***** PROVIDED PASSAGE *****
The $7.1 billion deal would have stifled innovation and reduced choice in an emerging market for early cancer-detection blood tests, the bloc’s antitrust regulator said.

The move amounts to a major intervention by the European competition authority in a case that involves an American company with no current revenue inside the bloc. It demonstrates the long reach the EU regulator can have in influencing business deals worldwide.

The commission said Illumina didn’t offer sufficient remedies to address its concerns about the deal. “It is vital to preserve competition between early cancer-detection test developers at this critical stage of development,” said Margrethe Vestager, the EU’s competition czar.

Illumina said it was reviewing the commission’s order and intended to appeal the decision. It said it continued to believe the merger was pro-competitive and that it would accelerate innovation.

“Illumina can make Grail’s life-saving multi-cancer early detection test more available, more affordable, and more accessible – saving lives and lowering healthcare costs,” said Charles Dadswell, Illumina’s general counsel.
*****
◆ CHECK YOUR UNDERSTANDING ◆
1. According to the news excerpt about the Illumina deal, what does Illumina intend to do about the commission's decision?
2. Translate this sentence from the Illumina news excerpt into Spanish: "The commission said Illumina didn’t offer sufficient remedies to address its concerns about the deal."
The listing that follows is taken from a separate source.
***** MATERIAL SHOWN *****
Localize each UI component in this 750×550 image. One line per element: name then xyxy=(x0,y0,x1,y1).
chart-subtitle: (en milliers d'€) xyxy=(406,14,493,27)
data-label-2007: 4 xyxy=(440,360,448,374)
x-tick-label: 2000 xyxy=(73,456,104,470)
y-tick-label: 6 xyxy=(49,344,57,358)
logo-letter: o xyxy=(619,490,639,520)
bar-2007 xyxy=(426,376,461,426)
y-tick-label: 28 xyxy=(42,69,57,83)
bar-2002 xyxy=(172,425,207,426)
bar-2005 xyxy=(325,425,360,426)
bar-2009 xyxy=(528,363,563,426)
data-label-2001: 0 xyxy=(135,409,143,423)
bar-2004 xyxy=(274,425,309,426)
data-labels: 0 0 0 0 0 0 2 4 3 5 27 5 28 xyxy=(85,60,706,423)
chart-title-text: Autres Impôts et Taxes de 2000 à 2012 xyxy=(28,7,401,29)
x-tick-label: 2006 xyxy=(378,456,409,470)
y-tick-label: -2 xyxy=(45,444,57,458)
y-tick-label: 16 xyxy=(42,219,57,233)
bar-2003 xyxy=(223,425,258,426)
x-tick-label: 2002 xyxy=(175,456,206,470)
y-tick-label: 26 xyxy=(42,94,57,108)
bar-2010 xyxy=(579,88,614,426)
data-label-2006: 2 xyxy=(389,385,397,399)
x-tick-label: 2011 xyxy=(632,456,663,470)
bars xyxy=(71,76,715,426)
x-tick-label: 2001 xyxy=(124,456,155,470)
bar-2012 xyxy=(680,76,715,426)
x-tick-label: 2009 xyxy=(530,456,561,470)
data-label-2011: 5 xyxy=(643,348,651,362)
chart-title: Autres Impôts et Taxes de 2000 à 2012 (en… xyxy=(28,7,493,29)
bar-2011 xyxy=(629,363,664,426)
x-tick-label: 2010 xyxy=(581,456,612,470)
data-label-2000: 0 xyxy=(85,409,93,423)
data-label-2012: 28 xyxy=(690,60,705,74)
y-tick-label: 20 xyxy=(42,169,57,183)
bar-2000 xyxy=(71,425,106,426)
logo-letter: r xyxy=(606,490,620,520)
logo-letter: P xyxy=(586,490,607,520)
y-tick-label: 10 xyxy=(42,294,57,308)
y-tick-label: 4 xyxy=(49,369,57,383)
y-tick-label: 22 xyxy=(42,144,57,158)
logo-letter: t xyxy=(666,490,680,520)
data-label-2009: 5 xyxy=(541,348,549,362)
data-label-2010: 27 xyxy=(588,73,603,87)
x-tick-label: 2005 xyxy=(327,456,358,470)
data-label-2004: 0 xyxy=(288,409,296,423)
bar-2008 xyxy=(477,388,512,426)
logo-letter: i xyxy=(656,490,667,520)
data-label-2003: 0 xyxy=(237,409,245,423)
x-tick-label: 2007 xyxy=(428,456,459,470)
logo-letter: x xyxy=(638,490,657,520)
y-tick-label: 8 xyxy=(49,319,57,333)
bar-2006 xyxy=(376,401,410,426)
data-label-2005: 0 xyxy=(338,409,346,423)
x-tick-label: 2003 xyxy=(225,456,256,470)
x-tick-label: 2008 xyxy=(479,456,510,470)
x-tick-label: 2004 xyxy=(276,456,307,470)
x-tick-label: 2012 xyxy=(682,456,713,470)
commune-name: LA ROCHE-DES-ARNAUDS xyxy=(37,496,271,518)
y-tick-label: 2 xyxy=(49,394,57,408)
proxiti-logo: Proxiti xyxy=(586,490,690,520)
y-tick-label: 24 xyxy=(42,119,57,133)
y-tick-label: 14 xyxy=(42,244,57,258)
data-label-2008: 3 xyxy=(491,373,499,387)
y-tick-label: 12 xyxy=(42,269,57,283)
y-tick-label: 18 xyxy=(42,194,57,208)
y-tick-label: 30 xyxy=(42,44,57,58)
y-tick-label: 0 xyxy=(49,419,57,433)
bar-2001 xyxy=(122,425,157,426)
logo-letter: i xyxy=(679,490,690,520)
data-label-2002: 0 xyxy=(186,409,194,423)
*****
◆ SOLUTIONS TO EACH TASK ◆
1. Illumina intends to appeal the decision.

2. La comisión dijo que Illumina no ofreció soluciones suficientes para abordar sus preocupaciones sobre el acuerdo.